▶ **Task prompt**:
From the listing below, pull out the lines that hold "with".

□ □ □ □ □ □ □

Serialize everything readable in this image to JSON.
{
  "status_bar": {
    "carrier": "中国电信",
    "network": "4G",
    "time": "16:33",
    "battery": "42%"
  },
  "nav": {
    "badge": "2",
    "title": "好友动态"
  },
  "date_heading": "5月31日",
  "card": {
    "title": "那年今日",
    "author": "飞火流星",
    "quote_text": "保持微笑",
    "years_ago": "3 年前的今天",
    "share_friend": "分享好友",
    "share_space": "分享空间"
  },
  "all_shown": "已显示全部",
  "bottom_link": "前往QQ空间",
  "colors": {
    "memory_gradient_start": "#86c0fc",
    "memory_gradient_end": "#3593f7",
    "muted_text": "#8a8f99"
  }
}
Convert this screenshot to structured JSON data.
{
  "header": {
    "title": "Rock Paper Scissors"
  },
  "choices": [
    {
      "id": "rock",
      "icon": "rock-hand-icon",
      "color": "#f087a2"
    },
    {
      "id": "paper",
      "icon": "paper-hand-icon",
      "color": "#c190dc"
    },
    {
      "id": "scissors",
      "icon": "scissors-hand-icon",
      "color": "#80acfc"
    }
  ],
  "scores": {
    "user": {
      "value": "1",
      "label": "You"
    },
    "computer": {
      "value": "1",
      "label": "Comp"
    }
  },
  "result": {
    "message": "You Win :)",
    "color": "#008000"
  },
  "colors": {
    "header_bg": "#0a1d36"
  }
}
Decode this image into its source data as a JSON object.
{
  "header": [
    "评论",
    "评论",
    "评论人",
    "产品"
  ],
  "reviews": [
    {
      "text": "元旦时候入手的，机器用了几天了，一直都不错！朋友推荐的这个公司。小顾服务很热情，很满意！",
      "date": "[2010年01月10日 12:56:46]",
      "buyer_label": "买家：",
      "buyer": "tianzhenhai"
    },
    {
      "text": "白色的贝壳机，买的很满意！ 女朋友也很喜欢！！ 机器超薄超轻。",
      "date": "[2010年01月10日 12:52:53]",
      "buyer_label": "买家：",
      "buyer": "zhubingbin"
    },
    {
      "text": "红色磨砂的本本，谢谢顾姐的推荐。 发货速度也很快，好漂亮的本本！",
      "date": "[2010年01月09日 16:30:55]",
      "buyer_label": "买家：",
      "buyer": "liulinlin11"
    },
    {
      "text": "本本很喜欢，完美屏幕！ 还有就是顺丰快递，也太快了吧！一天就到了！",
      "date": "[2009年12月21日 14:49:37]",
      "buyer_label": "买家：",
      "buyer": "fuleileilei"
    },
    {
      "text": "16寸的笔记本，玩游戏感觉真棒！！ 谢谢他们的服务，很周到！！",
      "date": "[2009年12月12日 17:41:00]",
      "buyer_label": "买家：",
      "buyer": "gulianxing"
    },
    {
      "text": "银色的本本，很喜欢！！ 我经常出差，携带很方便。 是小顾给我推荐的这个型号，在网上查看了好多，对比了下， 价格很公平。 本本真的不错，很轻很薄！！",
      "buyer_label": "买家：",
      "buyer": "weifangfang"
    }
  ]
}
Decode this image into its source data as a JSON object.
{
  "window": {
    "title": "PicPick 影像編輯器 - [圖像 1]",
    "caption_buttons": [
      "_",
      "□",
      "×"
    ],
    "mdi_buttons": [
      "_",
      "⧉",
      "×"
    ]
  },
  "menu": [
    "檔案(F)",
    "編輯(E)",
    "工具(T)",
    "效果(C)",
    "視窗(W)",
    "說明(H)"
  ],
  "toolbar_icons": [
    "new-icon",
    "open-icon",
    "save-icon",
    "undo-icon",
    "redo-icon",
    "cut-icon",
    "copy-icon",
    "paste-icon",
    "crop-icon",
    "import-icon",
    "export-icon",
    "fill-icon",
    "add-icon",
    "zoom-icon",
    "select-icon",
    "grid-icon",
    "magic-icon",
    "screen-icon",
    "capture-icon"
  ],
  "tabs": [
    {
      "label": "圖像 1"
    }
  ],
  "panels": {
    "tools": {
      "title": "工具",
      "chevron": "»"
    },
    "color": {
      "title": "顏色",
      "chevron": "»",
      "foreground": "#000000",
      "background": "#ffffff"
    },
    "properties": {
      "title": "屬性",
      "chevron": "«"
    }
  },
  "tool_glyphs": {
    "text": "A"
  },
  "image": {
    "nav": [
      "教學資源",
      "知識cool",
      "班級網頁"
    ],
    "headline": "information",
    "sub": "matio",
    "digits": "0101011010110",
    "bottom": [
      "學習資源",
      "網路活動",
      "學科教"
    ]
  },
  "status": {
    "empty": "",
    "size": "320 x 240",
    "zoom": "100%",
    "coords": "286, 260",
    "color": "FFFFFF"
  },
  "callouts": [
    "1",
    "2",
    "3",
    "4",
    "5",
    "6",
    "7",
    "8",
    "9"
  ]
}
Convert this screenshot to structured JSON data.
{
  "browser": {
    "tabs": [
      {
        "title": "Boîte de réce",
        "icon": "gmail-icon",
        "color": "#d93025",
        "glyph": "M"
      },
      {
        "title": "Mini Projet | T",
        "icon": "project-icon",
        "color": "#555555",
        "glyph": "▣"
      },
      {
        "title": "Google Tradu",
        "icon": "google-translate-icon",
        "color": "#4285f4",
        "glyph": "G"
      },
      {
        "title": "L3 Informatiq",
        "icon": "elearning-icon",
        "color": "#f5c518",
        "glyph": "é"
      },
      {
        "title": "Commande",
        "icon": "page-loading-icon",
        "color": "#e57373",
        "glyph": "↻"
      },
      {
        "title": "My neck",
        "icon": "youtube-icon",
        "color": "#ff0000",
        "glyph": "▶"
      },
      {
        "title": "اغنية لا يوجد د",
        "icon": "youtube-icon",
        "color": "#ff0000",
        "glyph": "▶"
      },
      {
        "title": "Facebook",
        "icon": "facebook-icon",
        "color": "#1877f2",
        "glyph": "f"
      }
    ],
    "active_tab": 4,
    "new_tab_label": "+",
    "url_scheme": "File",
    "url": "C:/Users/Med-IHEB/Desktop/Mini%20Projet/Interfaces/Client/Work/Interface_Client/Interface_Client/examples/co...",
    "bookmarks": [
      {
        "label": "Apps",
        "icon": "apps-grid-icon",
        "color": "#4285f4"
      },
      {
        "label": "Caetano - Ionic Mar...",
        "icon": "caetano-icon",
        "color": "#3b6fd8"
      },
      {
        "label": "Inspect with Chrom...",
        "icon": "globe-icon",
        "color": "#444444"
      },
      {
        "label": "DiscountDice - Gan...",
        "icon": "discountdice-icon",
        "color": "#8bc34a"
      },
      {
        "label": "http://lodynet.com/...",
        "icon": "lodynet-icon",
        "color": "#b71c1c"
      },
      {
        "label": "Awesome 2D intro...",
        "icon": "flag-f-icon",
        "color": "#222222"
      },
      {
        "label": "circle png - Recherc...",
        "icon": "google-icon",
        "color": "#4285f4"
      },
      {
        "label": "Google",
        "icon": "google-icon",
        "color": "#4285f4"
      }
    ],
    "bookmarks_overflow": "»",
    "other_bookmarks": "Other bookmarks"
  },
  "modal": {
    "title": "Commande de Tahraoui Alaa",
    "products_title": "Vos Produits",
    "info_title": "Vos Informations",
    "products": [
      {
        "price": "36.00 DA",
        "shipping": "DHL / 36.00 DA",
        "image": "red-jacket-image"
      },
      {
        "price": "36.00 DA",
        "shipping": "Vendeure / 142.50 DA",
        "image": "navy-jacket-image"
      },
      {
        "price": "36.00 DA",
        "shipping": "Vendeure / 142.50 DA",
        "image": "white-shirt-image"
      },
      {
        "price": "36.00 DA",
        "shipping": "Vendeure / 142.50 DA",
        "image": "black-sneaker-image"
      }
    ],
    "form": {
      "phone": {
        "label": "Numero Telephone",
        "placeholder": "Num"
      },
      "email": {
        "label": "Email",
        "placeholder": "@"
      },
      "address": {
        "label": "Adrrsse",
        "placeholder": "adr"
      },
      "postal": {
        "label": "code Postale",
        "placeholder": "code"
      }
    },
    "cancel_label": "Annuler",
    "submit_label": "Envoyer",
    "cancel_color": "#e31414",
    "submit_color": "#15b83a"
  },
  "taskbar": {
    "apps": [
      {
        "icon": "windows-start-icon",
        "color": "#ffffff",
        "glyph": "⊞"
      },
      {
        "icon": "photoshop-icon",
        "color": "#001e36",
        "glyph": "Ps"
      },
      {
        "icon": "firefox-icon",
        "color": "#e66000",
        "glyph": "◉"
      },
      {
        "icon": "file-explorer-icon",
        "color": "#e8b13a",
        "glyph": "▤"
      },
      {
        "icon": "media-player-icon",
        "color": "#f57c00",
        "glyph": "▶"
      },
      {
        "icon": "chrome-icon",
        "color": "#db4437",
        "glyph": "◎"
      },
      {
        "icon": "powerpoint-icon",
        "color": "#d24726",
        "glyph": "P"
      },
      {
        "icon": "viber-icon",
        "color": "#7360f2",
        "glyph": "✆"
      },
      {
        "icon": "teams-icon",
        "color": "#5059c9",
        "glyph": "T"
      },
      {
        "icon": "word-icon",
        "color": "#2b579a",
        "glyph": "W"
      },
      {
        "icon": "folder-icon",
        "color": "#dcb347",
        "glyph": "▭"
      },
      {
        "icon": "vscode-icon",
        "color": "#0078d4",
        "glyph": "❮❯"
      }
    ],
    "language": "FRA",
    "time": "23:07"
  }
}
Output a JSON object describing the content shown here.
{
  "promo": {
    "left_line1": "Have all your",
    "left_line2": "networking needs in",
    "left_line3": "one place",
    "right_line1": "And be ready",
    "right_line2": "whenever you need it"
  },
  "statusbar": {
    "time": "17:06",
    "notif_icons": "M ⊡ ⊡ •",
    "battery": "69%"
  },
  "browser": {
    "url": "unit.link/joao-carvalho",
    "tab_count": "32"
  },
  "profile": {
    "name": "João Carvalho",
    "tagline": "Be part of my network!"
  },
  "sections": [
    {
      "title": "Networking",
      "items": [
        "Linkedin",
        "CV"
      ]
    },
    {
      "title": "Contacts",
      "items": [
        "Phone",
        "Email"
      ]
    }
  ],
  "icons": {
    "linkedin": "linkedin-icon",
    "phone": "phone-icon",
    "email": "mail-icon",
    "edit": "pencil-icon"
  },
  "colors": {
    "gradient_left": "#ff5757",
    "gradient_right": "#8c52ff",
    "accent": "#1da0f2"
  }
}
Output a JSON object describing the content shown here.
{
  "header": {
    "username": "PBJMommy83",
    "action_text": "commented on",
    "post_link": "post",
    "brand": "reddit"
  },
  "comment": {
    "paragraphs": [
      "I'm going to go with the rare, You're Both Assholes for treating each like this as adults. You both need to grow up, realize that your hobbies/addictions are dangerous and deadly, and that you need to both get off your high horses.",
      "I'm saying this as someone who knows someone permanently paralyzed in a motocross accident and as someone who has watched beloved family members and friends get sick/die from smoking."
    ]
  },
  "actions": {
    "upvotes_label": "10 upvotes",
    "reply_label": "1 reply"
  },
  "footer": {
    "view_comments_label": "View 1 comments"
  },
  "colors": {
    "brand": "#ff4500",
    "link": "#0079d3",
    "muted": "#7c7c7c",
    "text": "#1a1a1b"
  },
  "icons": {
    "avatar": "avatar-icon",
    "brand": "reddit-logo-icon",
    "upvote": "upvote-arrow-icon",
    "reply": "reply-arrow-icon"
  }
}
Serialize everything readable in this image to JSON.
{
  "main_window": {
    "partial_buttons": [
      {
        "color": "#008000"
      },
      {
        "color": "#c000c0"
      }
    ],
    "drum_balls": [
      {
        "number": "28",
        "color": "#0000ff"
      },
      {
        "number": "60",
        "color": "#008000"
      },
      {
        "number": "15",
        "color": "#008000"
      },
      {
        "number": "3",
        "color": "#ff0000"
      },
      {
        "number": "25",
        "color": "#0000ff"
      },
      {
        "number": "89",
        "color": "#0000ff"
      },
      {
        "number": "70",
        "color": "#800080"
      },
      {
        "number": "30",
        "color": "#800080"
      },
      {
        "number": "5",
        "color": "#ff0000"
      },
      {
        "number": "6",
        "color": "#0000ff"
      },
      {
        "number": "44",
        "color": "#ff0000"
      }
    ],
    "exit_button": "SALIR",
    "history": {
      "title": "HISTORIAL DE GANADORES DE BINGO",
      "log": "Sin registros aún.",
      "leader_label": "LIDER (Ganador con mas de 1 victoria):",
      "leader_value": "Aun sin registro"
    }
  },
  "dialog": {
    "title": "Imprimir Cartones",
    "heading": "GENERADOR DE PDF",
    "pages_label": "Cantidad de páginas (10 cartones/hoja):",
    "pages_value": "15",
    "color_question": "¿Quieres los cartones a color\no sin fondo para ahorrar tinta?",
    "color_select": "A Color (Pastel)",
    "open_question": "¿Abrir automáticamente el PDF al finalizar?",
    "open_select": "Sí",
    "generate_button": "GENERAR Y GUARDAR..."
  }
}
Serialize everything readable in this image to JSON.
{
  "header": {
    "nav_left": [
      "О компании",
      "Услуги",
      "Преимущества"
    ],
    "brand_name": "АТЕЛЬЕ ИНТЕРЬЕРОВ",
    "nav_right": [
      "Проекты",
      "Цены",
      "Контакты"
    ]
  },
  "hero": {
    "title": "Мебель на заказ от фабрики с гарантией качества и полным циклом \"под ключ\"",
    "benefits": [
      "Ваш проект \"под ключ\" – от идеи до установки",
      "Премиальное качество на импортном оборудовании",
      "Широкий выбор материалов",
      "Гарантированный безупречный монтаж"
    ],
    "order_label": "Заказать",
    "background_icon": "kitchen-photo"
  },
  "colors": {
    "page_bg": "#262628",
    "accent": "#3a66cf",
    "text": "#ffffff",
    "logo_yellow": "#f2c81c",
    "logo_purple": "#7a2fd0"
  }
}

□ □ □ □ □ □ □

▶ **Final answer**:
        "label": "Inspect with Chrom...",
      "I'm going to go with the rare, You're Both Assholes for treating each like this as adults. You both need to grow up, realize that your hobbies/addictions are dangerous and deadly, and that you need to both get off your high horses.",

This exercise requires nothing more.